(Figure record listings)
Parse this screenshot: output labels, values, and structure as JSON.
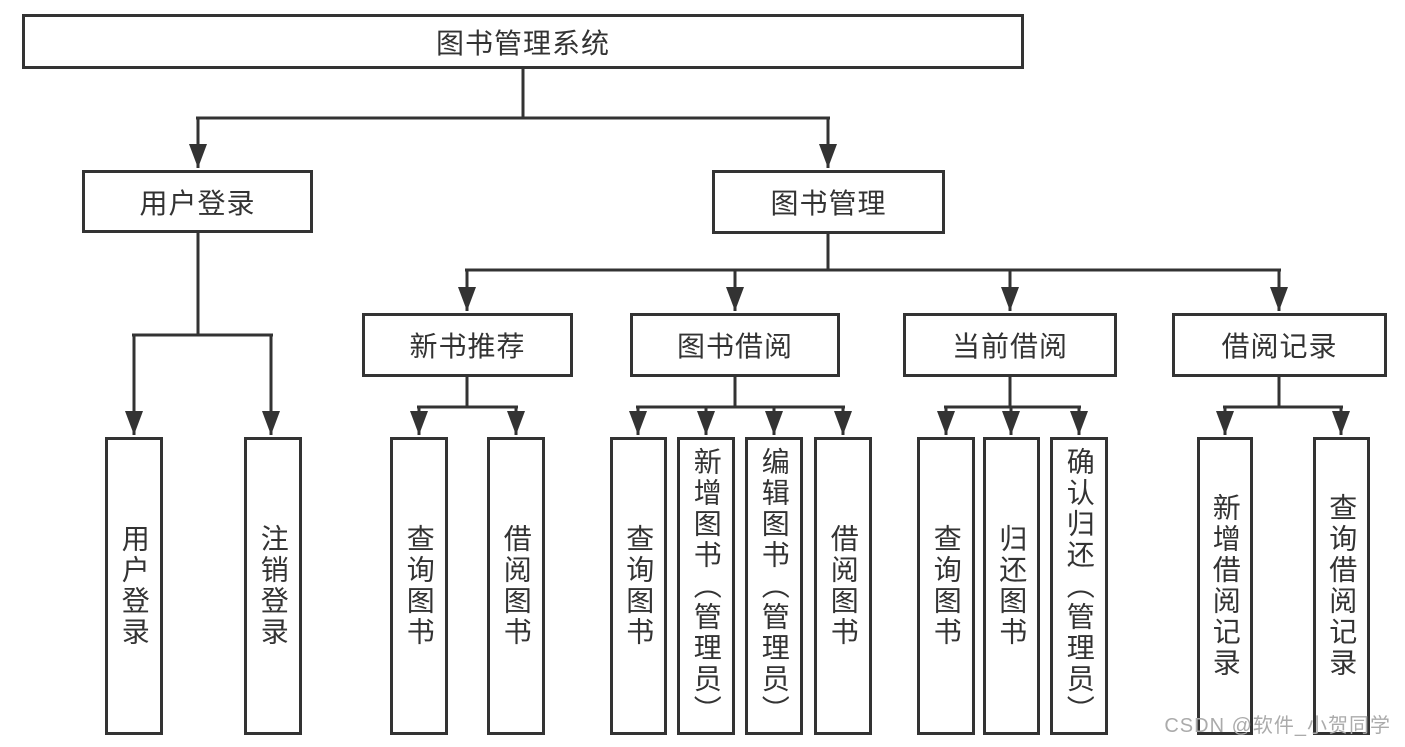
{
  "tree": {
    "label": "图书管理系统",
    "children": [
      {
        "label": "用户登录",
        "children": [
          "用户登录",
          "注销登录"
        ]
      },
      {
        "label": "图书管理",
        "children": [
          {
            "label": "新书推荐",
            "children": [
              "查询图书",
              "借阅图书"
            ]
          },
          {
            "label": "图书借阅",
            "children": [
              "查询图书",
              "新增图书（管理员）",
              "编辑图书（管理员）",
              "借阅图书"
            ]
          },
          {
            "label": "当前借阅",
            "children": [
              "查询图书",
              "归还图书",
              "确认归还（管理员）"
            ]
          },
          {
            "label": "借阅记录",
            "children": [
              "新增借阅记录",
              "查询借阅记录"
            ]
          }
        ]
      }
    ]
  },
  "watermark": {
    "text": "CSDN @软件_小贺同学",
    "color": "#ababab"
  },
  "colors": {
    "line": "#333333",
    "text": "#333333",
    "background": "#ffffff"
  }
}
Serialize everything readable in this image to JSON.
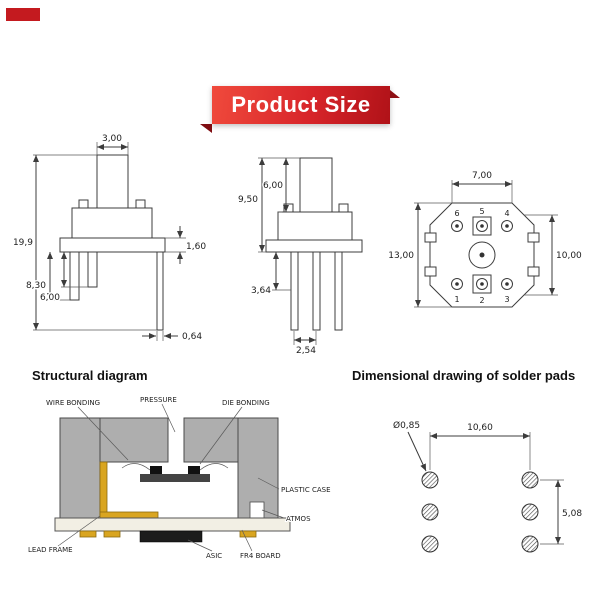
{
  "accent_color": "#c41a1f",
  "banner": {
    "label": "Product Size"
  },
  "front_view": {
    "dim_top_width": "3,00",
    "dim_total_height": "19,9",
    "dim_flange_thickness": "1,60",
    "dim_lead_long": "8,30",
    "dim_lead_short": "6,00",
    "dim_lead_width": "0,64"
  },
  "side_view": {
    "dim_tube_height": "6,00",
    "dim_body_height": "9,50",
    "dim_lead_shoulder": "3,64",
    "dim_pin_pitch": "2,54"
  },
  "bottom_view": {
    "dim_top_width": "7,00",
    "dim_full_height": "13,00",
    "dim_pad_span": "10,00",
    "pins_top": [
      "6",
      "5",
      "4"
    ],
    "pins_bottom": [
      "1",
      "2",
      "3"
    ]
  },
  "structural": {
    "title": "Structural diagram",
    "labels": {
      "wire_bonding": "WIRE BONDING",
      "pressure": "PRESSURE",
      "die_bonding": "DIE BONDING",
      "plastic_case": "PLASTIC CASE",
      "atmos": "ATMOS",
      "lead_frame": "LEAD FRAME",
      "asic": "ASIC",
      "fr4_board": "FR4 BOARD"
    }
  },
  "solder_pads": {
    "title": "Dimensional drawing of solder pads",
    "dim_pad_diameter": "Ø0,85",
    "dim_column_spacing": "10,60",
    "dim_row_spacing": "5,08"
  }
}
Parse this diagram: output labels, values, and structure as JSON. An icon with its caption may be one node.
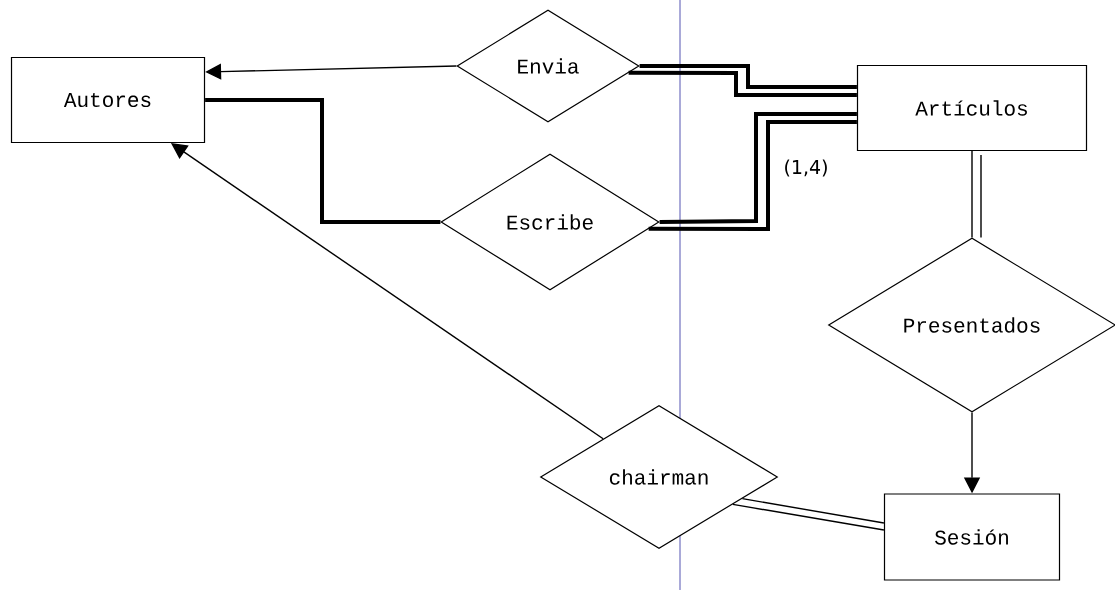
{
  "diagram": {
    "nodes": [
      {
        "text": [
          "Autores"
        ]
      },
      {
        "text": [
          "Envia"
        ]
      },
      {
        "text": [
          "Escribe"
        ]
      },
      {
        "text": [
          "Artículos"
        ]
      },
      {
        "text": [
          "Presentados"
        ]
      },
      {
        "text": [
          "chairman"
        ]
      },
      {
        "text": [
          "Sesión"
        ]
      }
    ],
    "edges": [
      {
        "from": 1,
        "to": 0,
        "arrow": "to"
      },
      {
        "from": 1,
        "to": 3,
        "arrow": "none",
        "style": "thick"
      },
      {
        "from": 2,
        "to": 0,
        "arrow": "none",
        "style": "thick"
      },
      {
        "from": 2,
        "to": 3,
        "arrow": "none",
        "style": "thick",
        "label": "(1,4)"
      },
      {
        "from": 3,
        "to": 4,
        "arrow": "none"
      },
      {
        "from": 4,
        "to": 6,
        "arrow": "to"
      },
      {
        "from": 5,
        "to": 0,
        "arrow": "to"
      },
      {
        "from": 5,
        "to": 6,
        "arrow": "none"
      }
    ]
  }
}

Exercise: Tell how many lines of the records above hold the string "labels". Give no other text.

Full output: 3